━━━━━ AVAILABLE RECORDS ━━━━━
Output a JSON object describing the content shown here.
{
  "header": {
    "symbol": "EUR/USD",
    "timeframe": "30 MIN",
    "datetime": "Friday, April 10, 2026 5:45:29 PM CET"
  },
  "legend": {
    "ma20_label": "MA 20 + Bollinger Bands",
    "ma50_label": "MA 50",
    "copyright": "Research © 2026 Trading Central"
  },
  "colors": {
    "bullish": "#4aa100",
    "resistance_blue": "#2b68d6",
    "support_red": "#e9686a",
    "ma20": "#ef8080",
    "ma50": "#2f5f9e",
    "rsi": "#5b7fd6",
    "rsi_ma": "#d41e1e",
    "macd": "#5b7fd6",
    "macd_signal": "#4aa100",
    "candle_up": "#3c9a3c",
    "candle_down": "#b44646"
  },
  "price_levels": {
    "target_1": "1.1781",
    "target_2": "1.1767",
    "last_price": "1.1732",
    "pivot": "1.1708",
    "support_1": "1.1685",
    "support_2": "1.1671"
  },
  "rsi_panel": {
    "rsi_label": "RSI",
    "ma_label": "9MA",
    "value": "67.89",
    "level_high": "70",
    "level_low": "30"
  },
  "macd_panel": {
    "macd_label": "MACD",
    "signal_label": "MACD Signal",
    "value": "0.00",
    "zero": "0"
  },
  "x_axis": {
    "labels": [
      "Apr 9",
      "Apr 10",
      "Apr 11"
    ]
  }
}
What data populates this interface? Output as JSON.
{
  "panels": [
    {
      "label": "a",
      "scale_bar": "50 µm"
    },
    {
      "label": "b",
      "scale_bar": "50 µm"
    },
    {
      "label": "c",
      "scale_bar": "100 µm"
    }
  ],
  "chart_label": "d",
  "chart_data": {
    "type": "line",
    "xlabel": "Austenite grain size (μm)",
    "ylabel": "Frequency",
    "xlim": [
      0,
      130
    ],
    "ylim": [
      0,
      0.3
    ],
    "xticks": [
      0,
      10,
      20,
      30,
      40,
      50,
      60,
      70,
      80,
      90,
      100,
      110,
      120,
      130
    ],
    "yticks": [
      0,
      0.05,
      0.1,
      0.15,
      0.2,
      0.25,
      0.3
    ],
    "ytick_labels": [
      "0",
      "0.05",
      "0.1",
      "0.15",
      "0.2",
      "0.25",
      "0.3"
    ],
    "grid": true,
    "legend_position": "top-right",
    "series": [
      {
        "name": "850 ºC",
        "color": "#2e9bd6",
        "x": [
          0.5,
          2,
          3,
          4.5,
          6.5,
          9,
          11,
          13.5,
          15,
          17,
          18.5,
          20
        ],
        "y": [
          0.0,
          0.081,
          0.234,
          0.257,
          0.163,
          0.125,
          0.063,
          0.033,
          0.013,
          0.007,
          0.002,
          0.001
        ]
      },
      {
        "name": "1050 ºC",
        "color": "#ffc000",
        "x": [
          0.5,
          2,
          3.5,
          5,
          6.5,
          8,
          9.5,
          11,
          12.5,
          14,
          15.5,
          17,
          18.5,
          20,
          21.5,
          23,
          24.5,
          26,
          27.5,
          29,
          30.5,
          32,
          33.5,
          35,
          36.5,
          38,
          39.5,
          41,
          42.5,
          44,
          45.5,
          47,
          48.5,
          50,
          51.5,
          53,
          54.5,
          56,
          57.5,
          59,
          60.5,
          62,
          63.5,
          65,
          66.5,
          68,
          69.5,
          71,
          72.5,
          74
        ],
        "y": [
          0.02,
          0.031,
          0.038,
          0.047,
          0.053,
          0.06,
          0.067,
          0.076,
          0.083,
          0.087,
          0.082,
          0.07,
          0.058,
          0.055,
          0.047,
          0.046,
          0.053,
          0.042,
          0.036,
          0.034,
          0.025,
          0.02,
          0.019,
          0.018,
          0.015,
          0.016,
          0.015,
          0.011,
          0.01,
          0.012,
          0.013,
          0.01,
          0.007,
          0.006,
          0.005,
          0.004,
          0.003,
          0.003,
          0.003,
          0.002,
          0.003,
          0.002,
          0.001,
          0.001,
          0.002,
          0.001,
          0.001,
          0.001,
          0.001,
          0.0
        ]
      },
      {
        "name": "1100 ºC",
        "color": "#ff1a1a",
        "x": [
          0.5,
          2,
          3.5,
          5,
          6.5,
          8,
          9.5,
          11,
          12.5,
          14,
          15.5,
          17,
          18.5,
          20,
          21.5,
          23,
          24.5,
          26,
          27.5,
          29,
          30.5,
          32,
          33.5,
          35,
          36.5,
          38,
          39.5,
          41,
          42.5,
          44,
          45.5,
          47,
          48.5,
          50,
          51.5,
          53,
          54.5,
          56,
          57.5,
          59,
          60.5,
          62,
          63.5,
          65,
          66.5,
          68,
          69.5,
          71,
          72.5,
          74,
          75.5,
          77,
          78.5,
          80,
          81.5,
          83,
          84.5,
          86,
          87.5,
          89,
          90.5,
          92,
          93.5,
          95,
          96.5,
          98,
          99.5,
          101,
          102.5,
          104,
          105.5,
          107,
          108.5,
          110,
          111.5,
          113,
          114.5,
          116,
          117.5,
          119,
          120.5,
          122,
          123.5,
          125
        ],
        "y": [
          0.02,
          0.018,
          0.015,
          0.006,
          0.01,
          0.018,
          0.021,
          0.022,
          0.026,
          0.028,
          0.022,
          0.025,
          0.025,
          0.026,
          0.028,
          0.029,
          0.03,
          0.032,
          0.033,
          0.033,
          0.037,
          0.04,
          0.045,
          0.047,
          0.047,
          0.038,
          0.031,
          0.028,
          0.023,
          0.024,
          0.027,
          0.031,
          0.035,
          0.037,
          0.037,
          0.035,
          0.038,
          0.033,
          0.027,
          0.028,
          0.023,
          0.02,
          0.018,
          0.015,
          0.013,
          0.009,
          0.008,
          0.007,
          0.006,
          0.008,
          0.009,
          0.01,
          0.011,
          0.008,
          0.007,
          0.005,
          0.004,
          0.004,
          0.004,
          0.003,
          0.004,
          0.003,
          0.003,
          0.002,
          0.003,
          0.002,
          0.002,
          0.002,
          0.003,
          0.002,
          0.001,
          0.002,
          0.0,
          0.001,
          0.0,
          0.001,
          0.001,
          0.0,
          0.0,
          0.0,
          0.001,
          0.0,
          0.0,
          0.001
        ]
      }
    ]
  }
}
━━━━━
#### [TASK REQUIREMENTS]
Write the data out again in full and exactly.

#### [RESULT OF THIS TASK]
Output a JSON object describing the content shown here.
{
  "header": {
    "symbol": "EUR/USD",
    "timeframe": "30 MIN",
    "datetime": "Friday, April 10, 2026 5:45:29 PM CET"
  },
  "legend": {
    "ma20_label": "MA 20 + Bollinger Bands",
    "ma50_label": "MA 50",
    "copyright": "Research © 2026 Trading Central"
  },
  "colors": {
    "bullish": "#4aa100",
    "resistance_blue": "#2b68d6",
    "support_red": "#e9686a",
    "ma20": "#ef8080",
    "ma50": "#2f5f9e",
    "rsi": "#5b7fd6",
    "rsi_ma": "#d41e1e",
    "macd": "#5b7fd6",
    "macd_signal": "#4aa100",
    "candle_up": "#3c9a3c",
    "candle_down": "#b44646"
  },
  "price_levels": {
    "target_1": "1.1781",
    "target_2": "1.1767",
    "last_price": "1.1732",
    "pivot": "1.1708",
    "support_1": "1.1685",
    "support_2": "1.1671"
  },
  "rsi_panel": {
    "rsi_label": "RSI",
    "ma_label": "9MA",
    "value": "67.89",
    "level_high": "70",
    "level_low": "30"
  },
  "macd_panel": {
    "macd_label": "MACD",
    "signal_label": "MACD Signal",
    "value": "0.00",
    "zero": "0"
  },
  "x_axis": {
    "labels": [
      "Apr 9",
      "Apr 10",
      "Apr 11"
    ]
  }
}
What data populates this interface? Output as JSON.
{
  "panels": [
    {
      "label": "a",
      "scale_bar": "50 µm"
    },
    {
      "label": "b",
      "scale_bar": "50 µm"
    },
    {
      "label": "c",
      "scale_bar": "100 µm"
    }
  ],
  "chart_label": "d",
  "chart_data": {
    "type": "line",
    "xlabel": "Austenite grain size (μm)",
    "ylabel": "Frequency",
    "xlim": [
      0,
      130
    ],
    "ylim": [
      0,
      0.3
    ],
    "xticks": [
      0,
      10,
      20,
      30,
      40,
      50,
      60,
      70,
      80,
      90,
      100,
      110,
      120,
      130
    ],
    "yticks": [
      0,
      0.05,
      0.1,
      0.15,
      0.2,
      0.25,
      0.3
    ],
    "ytick_labels": [
      "0",
      "0.05",
      "0.1",
      "0.15",
      "0.2",
      "0.25",
      "0.3"
    ],
    "grid": true,
    "legend_position": "top-right",
    "series": [
      {
        "name": "850 ºC",
        "color": "#2e9bd6",
        "x": [
          0.5,
          2,
          3,
          4.5,
          6.5,
          9,
          11,
          13.5,
          15,
          17,
          18.5,
          20
        ],
        "y": [
          0.0,
          0.081,
          0.234,
          0.257,
          0.163,
          0.125,
          0.063,
          0.033,
          0.013,
          0.007,
          0.002,
          0.001
        ]
      },
      {
        "name": "1050 ºC",
        "color": "#ffc000",
        "x": [
          0.5,
          2,
          3.5,
          5,
          6.5,
          8,
          9.5,
          11,
          12.5,
          14,
          15.5,
          17,
          18.5,
          20,
          21.5,
          23,
          24.5,
          26,
          27.5,
          29,
          30.5,
          32,
          33.5,
          35,
          36.5,
          38,
          39.5,
          41,
          42.5,
          44,
          45.5,
          47,
          48.5,
          50,
          51.5,
          53,
          54.5,
          56,
          57.5,
          59,
          60.5,
          62,
          63.5,
          65,
          66.5,
          68,
          69.5,
          71,
          72.5,
          74
        ],
        "y": [
          0.02,
          0.031,
          0.038,
          0.047,
          0.053,
          0.06,
          0.067,
          0.076,
          0.083,
          0.087,
          0.082,
          0.07,
          0.058,
          0.055,
          0.047,
          0.046,
          0.053,
          0.042,
          0.036,
          0.034,
          0.025,
          0.02,
          0.019,
          0.018,
          0.015,
          0.016,
          0.015,
          0.011,
          0.01,
          0.012,
          0.013,
          0.01,
          0.007,
          0.006,
          0.005,
          0.004,
          0.003,
          0.003,
          0.003,
          0.002,
          0.003,
          0.002,
          0.001,
          0.001,
          0.002,
          0.001,
          0.001,
          0.001,
          0.001,
          0.0
        ]
      },
      {
        "name": "1100 ºC",
        "color": "#ff1a1a",
        "x": [
          0.5,
          2,
          3.5,
          5,
          6.5,
          8,
          9.5,
          11,
          12.5,
          14,
          15.5,
          17,
          18.5,
          20,
          21.5,
          23,
          24.5,
          26,
          27.5,
          29,
          30.5,
          32,
          33.5,
          35,
          36.5,
          38,
          39.5,
          41,
          42.5,
          44,
          45.5,
          47,
          48.5,
          50,
          51.5,
          53,
          54.5,
          56,
          57.5,
          59,
          60.5,
          62,
          63.5,
          65,
          66.5,
          68,
          69.5,
          71,
          72.5,
          74,
          75.5,
          77,
          78.5,
          80,
          81.5,
          83,
          84.5,
          86,
          87.5,
          89,
          90.5,
          92,
          93.5,
          95,
          96.5,
          98,
          99.5,
          101,
          102.5,
          104,
          105.5,
          107,
          108.5,
          110,
          111.5,
          113,
          114.5,
          116,
          117.5,
          119,
          120.5,
          122,
          123.5,
          125
        ],
        "y": [
          0.02,
          0.018,
          0.015,
          0.006,
          0.01,
          0.018,
          0.021,
          0.022,
          0.026,
          0.028,
          0.022,
          0.025,
          0.025,
          0.026,
          0.028,
          0.029,
          0.03,
          0.032,
          0.033,
          0.033,
          0.037,
          0.04,
          0.045,
          0.047,
          0.047,
          0.038,
          0.031,
          0.028,
          0.023,
          0.024,
          0.027,
          0.031,
          0.035,
          0.037,
          0.037,
          0.035,
          0.038,
          0.033,
          0.027,
          0.028,
          0.023,
          0.02,
          0.018,
          0.015,
          0.013,
          0.009,
          0.008,
          0.007,
          0.006,
          0.008,
          0.009,
          0.01,
          0.011,
          0.008,
          0.007,
          0.005,
          0.004,
          0.004,
          0.004,
          0.003,
          0.004,
          0.003,
          0.003,
          0.002,
          0.003,
          0.002,
          0.002,
          0.002,
          0.003,
          0.002,
          0.001,
          0.002,
          0.0,
          0.001,
          0.0,
          0.001,
          0.001,
          0.0,
          0.0,
          0.0,
          0.001,
          0.0,
          0.0,
          0.001
        ]
      }
    ]
  }
}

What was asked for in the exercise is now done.